[Your objective] Take each line containing "중앙청과" and report it exactly as written.

[Start of Dataset content]

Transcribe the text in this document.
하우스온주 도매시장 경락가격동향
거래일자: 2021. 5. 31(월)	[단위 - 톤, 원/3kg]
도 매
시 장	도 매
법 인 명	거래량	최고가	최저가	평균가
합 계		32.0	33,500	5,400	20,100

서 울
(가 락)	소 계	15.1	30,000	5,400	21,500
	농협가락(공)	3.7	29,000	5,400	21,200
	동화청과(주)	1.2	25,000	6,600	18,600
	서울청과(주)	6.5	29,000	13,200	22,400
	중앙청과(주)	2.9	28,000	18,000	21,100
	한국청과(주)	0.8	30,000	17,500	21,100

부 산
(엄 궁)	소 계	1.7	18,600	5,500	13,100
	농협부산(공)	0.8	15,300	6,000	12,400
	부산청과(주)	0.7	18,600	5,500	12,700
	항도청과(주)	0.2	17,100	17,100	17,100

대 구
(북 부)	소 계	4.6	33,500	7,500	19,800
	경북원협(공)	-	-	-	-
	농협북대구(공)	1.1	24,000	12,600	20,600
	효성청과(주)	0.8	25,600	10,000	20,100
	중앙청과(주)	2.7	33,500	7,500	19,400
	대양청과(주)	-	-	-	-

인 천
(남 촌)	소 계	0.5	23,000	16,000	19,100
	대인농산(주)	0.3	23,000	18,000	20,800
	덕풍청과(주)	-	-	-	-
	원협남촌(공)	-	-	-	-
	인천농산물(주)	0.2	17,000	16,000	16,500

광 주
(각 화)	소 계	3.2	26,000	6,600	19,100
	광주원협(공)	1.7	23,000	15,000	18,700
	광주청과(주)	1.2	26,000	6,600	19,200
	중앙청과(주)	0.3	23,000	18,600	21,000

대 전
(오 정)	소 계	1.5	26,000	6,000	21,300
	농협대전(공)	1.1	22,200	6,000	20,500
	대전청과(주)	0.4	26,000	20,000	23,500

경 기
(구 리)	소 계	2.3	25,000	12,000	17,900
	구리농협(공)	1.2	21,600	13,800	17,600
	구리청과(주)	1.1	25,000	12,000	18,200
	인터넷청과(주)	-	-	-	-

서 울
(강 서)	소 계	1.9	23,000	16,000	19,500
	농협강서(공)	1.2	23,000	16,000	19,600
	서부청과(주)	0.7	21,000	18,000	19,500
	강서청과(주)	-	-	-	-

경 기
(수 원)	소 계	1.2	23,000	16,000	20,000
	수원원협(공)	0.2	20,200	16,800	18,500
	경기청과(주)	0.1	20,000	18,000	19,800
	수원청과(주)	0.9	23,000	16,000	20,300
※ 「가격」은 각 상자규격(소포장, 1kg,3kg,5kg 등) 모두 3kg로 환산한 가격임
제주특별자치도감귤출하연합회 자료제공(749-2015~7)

[End of Dataset content]

[Solution for this exercise]
	중앙청과(주)	2.9	28,000	18,000	21,100
	중앙청과(주)	2.7	33,500	7,500	19,400
	중앙청과(주)	0.3	23,000	18,600	21,000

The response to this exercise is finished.